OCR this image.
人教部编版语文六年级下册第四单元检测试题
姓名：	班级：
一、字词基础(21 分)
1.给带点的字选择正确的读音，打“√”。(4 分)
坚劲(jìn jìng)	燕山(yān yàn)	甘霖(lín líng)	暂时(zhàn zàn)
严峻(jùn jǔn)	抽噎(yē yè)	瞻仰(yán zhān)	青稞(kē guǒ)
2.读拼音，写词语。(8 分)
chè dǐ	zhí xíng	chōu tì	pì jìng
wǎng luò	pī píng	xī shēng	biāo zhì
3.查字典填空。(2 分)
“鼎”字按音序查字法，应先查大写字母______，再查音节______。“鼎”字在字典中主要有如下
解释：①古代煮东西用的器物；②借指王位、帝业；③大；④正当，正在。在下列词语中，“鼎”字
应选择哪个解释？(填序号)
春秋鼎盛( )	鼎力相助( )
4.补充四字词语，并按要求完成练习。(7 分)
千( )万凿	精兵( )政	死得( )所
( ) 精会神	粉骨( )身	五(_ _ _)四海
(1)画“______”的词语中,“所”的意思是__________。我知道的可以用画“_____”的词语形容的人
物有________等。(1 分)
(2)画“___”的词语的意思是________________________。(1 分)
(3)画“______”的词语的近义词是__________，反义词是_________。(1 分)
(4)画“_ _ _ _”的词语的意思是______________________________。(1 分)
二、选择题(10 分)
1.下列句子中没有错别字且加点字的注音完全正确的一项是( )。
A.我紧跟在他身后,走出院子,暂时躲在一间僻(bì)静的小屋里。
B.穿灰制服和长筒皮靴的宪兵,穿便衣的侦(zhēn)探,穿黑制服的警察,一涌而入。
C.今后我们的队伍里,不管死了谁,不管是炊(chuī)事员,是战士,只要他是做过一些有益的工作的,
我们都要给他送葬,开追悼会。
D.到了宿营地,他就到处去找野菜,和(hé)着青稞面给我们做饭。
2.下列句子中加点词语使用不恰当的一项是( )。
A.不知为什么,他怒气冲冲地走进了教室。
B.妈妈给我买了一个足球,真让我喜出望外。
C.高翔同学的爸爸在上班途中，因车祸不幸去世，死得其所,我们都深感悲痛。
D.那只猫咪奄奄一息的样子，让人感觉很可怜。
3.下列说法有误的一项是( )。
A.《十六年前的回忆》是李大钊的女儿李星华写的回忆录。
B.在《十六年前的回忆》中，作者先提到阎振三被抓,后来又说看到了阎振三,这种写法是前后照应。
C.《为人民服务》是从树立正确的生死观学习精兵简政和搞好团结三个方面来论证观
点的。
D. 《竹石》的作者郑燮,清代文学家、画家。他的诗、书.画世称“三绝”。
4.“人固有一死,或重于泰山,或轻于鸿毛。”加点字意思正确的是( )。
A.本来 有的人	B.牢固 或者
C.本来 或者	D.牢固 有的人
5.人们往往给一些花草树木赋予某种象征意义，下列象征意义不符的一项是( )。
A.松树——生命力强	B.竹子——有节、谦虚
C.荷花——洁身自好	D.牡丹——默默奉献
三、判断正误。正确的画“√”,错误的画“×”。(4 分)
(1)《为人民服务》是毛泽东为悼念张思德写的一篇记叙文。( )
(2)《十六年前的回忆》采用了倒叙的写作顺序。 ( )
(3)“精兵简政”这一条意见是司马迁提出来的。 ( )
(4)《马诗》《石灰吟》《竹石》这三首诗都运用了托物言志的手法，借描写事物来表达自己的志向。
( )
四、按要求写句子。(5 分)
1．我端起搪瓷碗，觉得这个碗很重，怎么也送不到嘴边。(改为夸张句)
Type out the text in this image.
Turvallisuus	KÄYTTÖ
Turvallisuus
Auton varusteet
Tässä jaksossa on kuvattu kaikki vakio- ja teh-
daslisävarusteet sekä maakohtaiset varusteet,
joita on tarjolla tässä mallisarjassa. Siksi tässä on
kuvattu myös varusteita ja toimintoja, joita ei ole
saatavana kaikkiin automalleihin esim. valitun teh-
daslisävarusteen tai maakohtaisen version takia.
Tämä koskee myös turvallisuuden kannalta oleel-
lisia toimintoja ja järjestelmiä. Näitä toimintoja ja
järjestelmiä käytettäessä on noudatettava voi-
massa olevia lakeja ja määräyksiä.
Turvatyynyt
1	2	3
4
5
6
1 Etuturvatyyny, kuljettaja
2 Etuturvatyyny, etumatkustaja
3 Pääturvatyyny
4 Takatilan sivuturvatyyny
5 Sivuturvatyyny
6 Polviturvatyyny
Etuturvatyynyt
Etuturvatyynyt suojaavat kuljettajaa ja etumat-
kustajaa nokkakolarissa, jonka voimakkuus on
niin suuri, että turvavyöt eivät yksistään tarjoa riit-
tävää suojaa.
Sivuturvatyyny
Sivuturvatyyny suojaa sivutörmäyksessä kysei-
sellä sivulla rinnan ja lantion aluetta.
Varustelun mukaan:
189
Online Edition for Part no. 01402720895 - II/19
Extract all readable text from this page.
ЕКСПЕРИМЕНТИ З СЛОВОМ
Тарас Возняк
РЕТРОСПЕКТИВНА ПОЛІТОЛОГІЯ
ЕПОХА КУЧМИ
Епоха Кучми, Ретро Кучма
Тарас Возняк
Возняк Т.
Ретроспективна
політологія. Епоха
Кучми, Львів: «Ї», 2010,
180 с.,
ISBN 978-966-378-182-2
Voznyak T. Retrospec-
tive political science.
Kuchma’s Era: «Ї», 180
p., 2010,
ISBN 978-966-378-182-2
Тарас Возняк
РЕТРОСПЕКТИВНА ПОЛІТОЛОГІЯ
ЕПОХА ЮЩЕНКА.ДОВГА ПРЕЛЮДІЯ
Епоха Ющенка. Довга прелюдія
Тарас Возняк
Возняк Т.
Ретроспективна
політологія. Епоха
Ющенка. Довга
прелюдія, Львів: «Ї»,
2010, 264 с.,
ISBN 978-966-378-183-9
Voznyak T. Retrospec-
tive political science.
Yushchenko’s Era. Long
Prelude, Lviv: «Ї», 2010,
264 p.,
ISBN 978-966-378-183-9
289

Written problem =
Copy every line in the listing above where the string "joita" turns up.

Worked answer =
joita on tarjolla tässä mallisarjassa. Siksi tässä on
kuvattu myös varusteita ja toimintoja, joita ei ole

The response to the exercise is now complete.